§ DIRECTIONS:
Rewrite the data from its first line up to and including the line with "x-tick-label: 1980 bbox=[874, 801, 932, 833]", substituting "vertical-tick-label" for "y-tick-label" and keeping everything else unchanged.

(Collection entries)
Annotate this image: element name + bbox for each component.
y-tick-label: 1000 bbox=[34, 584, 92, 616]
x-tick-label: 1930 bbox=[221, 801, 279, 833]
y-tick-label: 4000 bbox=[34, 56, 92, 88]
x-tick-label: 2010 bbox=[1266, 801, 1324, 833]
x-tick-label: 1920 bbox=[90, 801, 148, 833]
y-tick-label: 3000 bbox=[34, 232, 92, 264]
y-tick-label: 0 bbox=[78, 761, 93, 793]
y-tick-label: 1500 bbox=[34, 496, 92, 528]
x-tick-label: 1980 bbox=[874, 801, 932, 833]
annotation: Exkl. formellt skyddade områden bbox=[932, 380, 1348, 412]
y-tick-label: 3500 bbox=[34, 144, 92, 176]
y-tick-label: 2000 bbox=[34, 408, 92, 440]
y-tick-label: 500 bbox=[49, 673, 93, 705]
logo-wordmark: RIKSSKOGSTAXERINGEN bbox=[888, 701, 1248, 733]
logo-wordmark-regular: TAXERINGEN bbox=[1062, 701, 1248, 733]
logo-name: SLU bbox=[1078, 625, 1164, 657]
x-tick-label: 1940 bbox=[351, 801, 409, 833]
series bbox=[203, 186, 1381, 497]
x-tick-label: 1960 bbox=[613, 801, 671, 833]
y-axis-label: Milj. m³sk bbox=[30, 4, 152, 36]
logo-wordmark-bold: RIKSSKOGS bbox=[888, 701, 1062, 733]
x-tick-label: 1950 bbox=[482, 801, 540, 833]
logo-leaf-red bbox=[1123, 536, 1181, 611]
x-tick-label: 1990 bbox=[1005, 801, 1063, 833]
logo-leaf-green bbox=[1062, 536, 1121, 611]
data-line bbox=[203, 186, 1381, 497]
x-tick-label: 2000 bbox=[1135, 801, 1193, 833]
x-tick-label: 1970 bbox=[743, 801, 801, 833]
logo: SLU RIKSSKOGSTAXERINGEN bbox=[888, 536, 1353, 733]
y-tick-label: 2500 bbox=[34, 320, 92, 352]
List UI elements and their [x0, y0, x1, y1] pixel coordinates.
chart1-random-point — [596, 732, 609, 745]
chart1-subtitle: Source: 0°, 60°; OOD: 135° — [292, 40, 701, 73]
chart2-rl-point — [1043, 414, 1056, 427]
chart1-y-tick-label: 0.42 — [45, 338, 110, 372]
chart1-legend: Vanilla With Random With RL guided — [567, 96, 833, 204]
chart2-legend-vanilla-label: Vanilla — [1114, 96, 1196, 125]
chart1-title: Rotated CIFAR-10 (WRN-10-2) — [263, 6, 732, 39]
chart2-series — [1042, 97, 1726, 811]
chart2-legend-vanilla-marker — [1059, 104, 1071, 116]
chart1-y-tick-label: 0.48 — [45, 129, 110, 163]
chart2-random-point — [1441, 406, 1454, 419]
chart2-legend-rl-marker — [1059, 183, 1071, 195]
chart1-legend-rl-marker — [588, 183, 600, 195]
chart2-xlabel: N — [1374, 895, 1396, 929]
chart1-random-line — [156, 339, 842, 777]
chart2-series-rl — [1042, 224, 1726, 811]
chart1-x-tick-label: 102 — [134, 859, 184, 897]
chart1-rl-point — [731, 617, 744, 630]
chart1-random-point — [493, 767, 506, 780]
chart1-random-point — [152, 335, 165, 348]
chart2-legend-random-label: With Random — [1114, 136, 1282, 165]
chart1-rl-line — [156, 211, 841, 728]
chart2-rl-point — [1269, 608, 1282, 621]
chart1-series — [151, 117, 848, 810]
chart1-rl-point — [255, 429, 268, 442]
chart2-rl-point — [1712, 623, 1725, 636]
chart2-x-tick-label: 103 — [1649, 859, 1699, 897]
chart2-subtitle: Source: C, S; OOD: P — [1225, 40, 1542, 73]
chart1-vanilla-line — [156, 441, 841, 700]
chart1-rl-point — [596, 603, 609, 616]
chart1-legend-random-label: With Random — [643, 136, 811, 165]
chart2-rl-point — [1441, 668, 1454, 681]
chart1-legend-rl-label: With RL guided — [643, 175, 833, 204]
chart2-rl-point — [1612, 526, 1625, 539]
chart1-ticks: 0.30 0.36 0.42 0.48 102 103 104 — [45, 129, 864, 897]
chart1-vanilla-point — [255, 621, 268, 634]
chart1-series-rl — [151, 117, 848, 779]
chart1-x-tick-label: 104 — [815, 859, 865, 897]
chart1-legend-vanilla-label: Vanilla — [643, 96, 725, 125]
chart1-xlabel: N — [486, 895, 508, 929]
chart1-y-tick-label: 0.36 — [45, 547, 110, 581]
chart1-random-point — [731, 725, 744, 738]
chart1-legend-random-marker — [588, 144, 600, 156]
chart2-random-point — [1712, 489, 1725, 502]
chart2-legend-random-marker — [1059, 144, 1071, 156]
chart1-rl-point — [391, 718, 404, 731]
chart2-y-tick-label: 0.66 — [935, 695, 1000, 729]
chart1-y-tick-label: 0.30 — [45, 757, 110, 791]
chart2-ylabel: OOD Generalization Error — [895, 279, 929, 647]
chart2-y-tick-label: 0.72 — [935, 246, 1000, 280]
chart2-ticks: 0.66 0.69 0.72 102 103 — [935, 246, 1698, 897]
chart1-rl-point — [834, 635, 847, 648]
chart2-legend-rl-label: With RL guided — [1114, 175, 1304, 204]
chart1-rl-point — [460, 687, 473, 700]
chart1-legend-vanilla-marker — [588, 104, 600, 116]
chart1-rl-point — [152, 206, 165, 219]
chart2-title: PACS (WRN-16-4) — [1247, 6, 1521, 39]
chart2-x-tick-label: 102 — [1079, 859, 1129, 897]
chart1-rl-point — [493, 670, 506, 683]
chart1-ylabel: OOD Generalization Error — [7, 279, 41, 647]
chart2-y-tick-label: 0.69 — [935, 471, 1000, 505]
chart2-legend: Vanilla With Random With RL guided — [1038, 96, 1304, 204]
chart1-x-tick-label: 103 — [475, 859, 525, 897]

§ RESULT OF THE EXERCISE:
Annotate this image: element name + bbox for each component.
vertical-tick-label: 1000 bbox=[34, 584, 92, 616]
x-tick-label: 1930 bbox=[221, 801, 279, 833]
vertical-tick-label: 4000 bbox=[34, 56, 92, 88]
x-tick-label: 2010 bbox=[1266, 801, 1324, 833]
x-tick-label: 1920 bbox=[90, 801, 148, 833]
vertical-tick-label: 3000 bbox=[34, 232, 92, 264]
vertical-tick-label: 0 bbox=[78, 761, 93, 793]
vertical-tick-label: 1500 bbox=[34, 496, 92, 528]
x-tick-label: 1980 bbox=[874, 801, 932, 833]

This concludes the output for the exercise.